| Exercise instructions |
Answer these questions from the text on the EKK stack:
1. Which agent replaces the FileBeat client agent?
2. What value does the CloudFormation script give for AWSTemplateFormatVersion?
3. What does the S3 bucket named by LogBucketName keep?

| Text |
CyberKeeda In Social Media

AWS Elasticsearch Service with Kinesis Data Stream and Kinesis Data Firehose


EKK -- ElasticSearch Kinesis Kibana


EKK Stack is a collective approach of using end to end AWS services to use elasticserach services.

We will replace all opensource products within a normal ELK stack with AWS Service. 

EKK Stack all together can manage and parse huge amount of log data, that can be used further for analytical, troubleshooting , central monitoring and alarming purposes using it's efficient GUI and without taking the burden of infrastructure availability and scalabilty, we can use all AWS service to deploy the entire elasticsearch services.

So below is the architecture we will be using and we will be enlisting all the AWS services used as compared to usual ELK Stack


EKK Stack Component

    • Elasticsearch and Kibana will be replaced by Amazon ElasticSearch Services, it includes Kibana dashboard too.
    • Logstash will be replaced by Kinesis Data Sream and Kinesis Data Firehose
    • Logstash client agent ( FileBeat ) client agent will be replaced by Kinesis Agent.
    You can have a look on one of my previous post of "How to install ELK Stack" to get an overview of how ELK stack works together with it's components.

    I have created a very basic AWS Cloudformation script, and will try to explain it and later that can be used too, lets start with parameters section.

    Parameters :
    # Author : Jackuna (https://github.com/Jackuna)
    # Website : www.cyberkeeda.com
    AWSTemplateFormatVersion: 2010-09-09
    Description: CloudFormation Stack to Create an AWS Managed Elastic Service using Kinesis Streaming Services.
    
    Parameters:
      LogBucketName:
        Type: String
        Description: Name of Amazon S3 bucket for log [a-z][a-z0-9]*
    
      KinesisStreamName:
        Type: String
        Description: Name of Kinesis Stream Name for log [a-z][a-z0-9]*
    
      ElasticsearchDomainName:
        Type: String
        Description: Name of Elasticsearch domain for log [a-z][a-z0-9]*
    
      ElasticsearchIndexName:
        Type: String
        Description: Name of Elasticsearch index from Kinesis Firehose [a-z][a-z0-9]*
        
      FirehoseName:
        Type: String
        Description: DeliveryStream for ES and S3 [a-z][a-z0-9]*
    Here are the parameters explained
    • LogBucketName: One need to feed the name of the S3 bucket name, that will be used to keep failed records and logs while ingesting data to elasticsearch domain from Amazon Kinesis Firehose stream.

| Data supplied |
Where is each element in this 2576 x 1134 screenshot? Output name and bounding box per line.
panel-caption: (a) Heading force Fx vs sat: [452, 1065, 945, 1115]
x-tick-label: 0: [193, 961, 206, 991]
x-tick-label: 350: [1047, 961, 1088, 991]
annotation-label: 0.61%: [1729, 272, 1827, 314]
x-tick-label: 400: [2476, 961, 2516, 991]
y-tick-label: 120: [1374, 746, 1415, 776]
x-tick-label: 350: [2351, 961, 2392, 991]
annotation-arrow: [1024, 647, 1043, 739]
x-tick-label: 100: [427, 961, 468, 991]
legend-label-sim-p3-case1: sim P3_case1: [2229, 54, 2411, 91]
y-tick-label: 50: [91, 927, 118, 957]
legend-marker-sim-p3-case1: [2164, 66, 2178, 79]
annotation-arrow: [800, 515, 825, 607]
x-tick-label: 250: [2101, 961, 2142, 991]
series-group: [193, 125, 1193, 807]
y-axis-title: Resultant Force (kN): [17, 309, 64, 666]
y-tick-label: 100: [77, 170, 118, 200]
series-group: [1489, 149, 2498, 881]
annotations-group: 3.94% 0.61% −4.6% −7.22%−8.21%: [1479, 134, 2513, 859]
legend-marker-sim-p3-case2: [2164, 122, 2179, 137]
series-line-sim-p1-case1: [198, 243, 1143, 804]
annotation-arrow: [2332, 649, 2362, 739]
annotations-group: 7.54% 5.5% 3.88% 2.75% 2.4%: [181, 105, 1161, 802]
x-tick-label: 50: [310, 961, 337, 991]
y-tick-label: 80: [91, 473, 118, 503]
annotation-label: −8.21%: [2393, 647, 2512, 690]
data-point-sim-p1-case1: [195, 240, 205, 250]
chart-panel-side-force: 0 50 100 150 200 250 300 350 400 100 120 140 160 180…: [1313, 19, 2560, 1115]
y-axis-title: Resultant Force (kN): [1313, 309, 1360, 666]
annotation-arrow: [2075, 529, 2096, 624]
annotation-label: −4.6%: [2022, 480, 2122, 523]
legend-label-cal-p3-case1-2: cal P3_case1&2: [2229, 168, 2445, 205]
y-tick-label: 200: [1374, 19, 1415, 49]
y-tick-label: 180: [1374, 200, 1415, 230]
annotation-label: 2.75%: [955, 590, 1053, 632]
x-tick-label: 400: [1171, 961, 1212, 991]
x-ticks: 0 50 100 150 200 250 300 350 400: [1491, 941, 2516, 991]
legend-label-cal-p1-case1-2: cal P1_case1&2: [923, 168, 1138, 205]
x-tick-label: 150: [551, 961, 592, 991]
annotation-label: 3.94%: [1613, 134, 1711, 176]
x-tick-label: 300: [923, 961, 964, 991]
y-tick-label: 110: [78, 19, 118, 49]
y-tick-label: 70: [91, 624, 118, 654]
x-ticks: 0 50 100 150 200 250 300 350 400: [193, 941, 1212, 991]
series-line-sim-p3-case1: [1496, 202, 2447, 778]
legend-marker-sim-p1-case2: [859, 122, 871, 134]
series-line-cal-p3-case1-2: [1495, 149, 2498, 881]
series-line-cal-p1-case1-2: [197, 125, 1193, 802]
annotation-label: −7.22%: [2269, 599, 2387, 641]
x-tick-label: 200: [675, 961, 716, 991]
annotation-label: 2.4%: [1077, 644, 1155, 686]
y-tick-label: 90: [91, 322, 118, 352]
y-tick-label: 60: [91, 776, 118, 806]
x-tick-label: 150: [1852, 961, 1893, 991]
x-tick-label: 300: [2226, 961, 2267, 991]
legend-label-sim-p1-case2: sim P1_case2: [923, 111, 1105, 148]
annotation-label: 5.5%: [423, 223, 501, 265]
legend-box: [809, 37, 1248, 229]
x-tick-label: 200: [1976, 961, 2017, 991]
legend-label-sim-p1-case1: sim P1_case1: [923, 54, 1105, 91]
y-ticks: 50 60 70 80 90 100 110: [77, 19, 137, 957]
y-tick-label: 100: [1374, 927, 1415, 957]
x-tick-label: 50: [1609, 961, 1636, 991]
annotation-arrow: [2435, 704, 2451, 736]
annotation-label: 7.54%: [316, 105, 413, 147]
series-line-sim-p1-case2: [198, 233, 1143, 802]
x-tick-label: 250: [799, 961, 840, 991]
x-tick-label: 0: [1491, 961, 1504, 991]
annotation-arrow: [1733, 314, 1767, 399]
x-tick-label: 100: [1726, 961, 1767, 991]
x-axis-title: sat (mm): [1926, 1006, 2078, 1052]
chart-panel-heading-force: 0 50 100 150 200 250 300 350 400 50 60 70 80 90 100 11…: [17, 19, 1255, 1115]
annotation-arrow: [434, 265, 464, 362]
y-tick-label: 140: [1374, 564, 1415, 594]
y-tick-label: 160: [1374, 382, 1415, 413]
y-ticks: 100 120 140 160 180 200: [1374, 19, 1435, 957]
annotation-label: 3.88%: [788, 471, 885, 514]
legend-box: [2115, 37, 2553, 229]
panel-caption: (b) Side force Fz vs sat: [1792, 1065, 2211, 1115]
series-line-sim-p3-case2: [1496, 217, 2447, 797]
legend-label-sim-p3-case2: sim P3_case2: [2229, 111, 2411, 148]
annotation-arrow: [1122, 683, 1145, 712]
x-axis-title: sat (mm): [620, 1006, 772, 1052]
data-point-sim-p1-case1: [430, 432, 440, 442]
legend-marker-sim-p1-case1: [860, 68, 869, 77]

| Output for this task |
1. Kinesis Agent.
2. 2010-09-09.
3. Failed records and logs from ingesting data into the Elasticsearch domain from the Amazon Kinesis Firehose stream.